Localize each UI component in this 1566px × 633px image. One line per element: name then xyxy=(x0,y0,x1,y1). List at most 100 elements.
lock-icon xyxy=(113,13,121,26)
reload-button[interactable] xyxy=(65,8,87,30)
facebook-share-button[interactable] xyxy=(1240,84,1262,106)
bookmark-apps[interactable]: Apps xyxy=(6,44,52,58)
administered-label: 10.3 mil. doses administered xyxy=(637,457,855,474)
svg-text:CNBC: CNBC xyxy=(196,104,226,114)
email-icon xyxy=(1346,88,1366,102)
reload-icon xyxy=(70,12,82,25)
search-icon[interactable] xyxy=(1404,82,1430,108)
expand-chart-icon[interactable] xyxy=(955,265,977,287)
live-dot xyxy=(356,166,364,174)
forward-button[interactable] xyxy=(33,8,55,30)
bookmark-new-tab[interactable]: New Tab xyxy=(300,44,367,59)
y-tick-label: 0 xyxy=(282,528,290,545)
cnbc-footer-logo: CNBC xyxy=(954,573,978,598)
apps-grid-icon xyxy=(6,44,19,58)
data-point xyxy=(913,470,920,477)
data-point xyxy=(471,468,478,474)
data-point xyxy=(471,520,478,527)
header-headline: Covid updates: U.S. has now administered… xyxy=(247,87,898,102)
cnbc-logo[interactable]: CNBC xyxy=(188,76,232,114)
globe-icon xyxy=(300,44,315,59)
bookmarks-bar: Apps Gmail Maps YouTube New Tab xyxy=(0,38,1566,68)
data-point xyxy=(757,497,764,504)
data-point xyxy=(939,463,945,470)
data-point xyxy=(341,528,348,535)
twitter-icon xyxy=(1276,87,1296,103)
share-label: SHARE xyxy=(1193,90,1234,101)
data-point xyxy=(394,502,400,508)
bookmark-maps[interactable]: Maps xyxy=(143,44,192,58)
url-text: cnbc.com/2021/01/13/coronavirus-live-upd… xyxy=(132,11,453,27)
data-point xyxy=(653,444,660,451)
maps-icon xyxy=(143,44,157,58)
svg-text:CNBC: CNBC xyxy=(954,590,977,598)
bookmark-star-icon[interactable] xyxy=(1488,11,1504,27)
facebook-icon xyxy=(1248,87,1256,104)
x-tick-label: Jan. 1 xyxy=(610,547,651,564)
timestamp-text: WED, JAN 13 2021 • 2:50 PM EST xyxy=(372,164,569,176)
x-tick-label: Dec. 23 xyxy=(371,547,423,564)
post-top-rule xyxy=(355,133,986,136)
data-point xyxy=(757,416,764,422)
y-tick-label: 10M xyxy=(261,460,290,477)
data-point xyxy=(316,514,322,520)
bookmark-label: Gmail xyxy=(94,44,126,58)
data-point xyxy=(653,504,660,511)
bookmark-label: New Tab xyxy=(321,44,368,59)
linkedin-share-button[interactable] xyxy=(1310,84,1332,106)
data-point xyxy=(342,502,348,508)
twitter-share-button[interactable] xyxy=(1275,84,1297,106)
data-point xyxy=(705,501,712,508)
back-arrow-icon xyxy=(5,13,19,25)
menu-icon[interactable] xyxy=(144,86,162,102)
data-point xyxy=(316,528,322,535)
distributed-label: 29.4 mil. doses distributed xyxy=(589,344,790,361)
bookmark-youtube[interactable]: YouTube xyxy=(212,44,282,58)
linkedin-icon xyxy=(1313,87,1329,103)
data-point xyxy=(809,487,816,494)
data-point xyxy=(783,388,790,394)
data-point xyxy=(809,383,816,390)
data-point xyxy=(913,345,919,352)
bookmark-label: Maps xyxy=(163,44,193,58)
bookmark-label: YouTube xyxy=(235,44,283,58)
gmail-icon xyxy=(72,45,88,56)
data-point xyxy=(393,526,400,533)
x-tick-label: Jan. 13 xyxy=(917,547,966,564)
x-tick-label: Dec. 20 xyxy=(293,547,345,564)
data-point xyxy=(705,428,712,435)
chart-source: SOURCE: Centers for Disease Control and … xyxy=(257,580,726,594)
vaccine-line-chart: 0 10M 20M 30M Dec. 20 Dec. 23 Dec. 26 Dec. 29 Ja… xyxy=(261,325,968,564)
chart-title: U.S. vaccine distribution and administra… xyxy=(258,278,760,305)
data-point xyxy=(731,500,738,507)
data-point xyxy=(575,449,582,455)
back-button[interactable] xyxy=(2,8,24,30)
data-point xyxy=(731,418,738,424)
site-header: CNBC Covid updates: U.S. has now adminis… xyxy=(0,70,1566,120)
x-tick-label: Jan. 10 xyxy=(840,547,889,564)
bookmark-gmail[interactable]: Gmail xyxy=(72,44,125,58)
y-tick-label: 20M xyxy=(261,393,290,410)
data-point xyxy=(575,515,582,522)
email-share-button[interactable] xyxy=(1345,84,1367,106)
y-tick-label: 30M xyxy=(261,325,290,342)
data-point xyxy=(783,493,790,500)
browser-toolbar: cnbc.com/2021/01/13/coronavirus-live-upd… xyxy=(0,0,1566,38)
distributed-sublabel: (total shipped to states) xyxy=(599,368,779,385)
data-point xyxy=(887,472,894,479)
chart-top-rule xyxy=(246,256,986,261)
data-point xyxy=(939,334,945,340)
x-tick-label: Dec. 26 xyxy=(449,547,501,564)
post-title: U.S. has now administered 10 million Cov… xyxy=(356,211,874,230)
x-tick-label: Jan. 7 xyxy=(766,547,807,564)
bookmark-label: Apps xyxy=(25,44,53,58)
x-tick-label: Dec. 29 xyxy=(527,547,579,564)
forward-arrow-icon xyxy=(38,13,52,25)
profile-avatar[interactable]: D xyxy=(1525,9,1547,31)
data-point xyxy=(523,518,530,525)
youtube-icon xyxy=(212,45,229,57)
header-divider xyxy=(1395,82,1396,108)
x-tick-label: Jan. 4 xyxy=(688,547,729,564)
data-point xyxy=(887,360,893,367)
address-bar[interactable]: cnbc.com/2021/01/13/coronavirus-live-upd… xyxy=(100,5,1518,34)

::::

◆ **Instructions for the task**: When a line holds the string "forward", pull it out of the listing.

◆ **Reply**:
forward-button[interactable] xyxy=(33,8,55,30)
forward-arrow-icon xyxy=(38,13,52,25)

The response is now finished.